The exercise:
Collect the lines of the entries where "甲が定め" shows up.

— start Given entries —

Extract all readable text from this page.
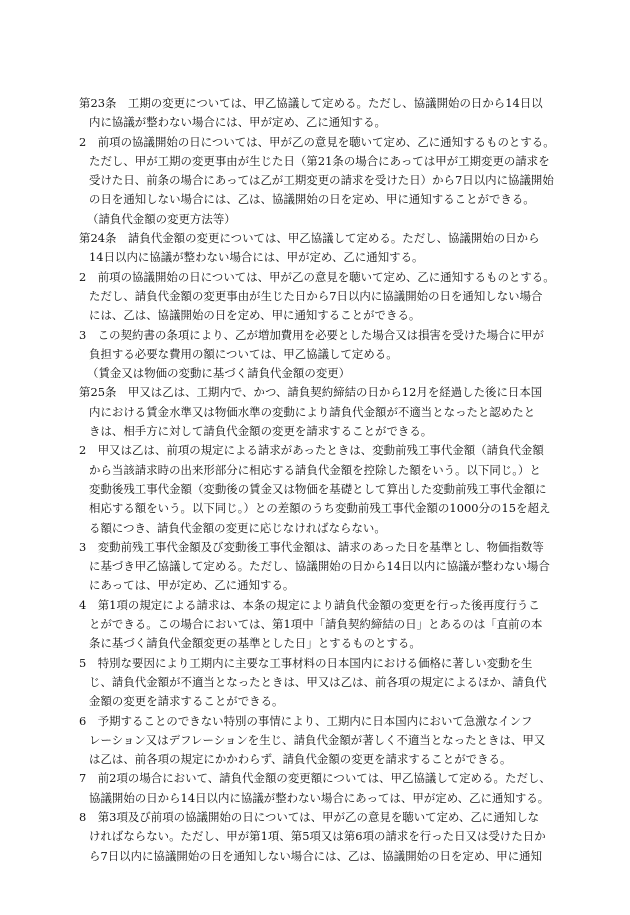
第23条　工期の変更については、甲乙協議して定める。ただし、協議開始の日から14日以
内に協議が整わない場合には、甲が定め、乙に通知する。
2　前項の協議開始の日については、甲が乙の意見を聴いて定め、乙に通知するものとする。
ただし、甲が工期の変更事由が生じた日（第21条の場合にあっては甲が工期変更の請求を
受けた日、前条の場合にあっては乙が工期変更の請求を受けた日）から7日以内に協議開始
の日を通知しない場合には、乙は、協議開始の日を定め、甲に通知することができる。
（請負代金額の変更方法等）
第24条　請負代金額の変更については、甲乙協議して定める。ただし、協議開始の日から
14日以内に協議が整わない場合には、甲が定め、乙に通知する。
2　前項の協議開始の日については、甲が乙の意見を聴いて定め、乙に通知するものとする。
ただし、請負代金額の変更事由が生じた日から7日以内に協議開始の日を通知しない場合
には、乙は、協議開始の日を定め、甲に通知することができる。
3　この契約書の条項により、乙が増加費用を必要とした場合又は損害を受けた場合に甲が
負担する必要な費用の額については、甲乙協議して定める。
（賃金又は物価の変動に基づく請負代金額の変更）
第25条　甲又は乙は、工期内で、かつ、請負契約締結の日から12月を経過した後に日本国
内における賃金水準又は物価水準の変動により請負代金額が不適当となったと認めたと
きは、相手方に対して請負代金額の変更を請求することができる。
2　甲又は乙は、前項の規定による請求があったときは、変動前残工事代金額（請負代金額
から当該請求時の出来形部分に相応する請負代金額を控除した額をいう。以下同じ。）と
変動後残工事代金額（変動後の賃金又は物価を基礎として算出した変動前残工事代金額に
相応する額をいう。以下同じ。）との差額のうち変動前残工事代金額の1000分の15を超え
る額につき、請負代金額の変更に応じなければならない。
3　変動前残工事代金額及び変動後工事代金額は、請求のあった日を基準とし、物価指数等
に基づき甲乙協議して定める。ただし、協議開始の日から14日以内に協議が整わない場合
にあっては、甲が定め、乙に通知する。
4　第1項の規定による請求は、本条の規定により請負代金額の変更を行った後再度行うこ
とができる。この場合においては、第1項中「請負契約締結の日」とあるのは「直前の本
条に基づく請負代金額変更の基準とした日」とするものとする。
5　特別な要因により工期内に主要な工事材料の日本国内における価格に著しい変動を生
じ、請負代金額が不適当となったときは、甲又は乙は、前各項の規定によるほか、請負代
金額の変更を請求することができる。
6　予期することのできない特別の事情により、工期内に日本国内において急激なインフ
レーション又はデフレーションを生じ、請負代金額が著しく不適当となったときは、甲又
は乙は、前各項の規定にかかわらず、請負代金額の変更を請求することができる。
7　前2項の場合において、請負代金額の変更額については、甲乙協議して定める。ただし、
協議開始の日から14日以内に協議が整わない場合にあっては、甲が定め、乙に通知する。
8　第3項及び前項の協議開始の日については、甲が乙の意見を聴いて定め、乙に通知しな
ければならない。ただし、甲が第1項、第5項又は第6項の請求を行った日又は受けた日か
ら7日以内に協議開始の日を通知しない場合には、乙は、協議開始の日を定め、甲に通知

— end Given entries —

Answer to this exercise:
内に協議が整わない場合には、甲が定め、乙に通知する。
14日以内に協議が整わない場合には、甲が定め、乙に通知する。
にあっては、甲が定め、乙に通知する。
協議開始の日から14日以内に協議が整わない場合にあっては、甲が定め、乙に通知する。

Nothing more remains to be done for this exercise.